* _What the exercise asks_
Show all lines from the data that include the word "дней".

--- BEGIN The input ---

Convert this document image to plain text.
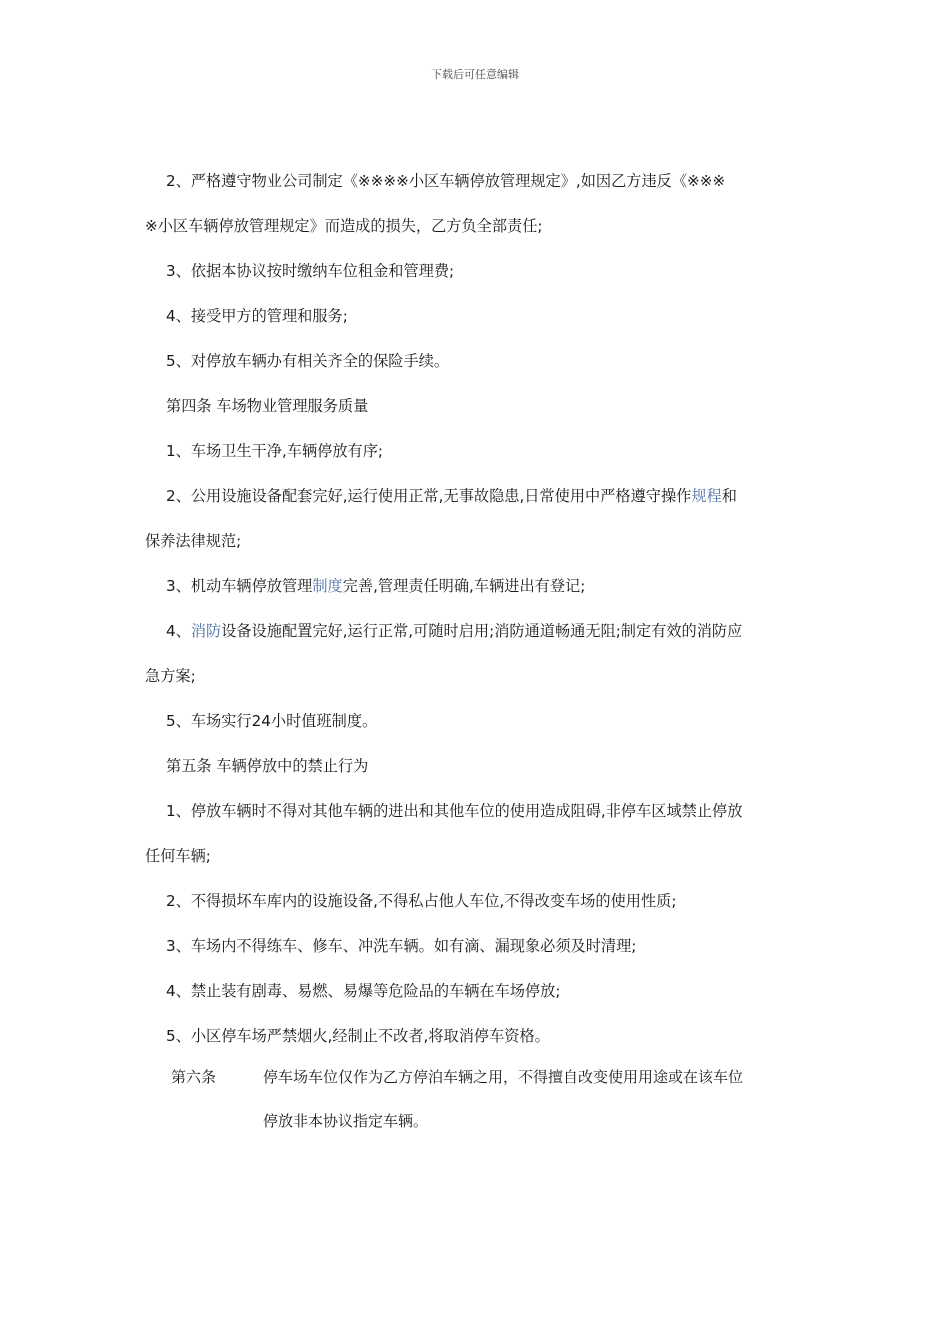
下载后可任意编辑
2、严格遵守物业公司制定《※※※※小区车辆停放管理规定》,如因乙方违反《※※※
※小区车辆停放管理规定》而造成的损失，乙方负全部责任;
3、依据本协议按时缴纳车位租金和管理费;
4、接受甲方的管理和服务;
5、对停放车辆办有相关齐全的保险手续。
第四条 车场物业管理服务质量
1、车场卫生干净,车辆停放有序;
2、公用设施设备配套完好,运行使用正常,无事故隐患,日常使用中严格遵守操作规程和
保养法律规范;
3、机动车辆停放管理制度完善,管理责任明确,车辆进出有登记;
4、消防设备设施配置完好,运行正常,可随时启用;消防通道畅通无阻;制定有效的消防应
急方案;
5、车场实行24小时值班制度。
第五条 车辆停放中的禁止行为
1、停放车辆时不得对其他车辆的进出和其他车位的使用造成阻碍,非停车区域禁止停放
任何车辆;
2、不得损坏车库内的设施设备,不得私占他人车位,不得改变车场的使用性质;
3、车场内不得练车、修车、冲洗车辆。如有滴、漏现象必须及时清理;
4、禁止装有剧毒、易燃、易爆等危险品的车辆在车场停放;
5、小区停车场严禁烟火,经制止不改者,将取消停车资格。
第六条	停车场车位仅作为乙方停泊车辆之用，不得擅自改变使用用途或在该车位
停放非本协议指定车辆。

--- END The input ---
--- BEGIN The input ---

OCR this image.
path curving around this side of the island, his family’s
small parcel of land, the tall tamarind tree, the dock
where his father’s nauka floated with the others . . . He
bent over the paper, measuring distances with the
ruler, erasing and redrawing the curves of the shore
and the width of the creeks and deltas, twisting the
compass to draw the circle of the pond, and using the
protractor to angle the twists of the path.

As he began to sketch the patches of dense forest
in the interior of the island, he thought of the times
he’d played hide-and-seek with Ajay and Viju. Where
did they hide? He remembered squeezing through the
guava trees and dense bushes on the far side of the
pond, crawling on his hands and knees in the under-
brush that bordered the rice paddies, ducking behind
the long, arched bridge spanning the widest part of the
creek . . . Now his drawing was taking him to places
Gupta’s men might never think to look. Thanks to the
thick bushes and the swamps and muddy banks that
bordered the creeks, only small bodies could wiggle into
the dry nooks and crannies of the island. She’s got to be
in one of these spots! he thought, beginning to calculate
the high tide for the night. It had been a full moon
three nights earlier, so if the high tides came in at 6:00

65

--- END The input ---
--- BEGIN The input ---

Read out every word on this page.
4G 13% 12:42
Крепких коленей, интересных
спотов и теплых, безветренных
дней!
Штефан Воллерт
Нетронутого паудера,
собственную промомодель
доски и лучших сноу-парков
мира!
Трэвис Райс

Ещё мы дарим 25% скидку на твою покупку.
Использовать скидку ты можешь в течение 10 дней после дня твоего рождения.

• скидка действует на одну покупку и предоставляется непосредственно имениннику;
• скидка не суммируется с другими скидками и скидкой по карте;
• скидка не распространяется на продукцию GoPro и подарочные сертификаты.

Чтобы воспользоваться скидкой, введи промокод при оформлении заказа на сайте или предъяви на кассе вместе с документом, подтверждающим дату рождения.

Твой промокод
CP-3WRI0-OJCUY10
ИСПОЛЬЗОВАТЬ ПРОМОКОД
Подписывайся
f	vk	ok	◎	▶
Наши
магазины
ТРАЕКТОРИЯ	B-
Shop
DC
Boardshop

--- END The input ---

* _Written solution_
дней!
Использовать скидку ты можешь в течение 10 дней после дня твоего рождения.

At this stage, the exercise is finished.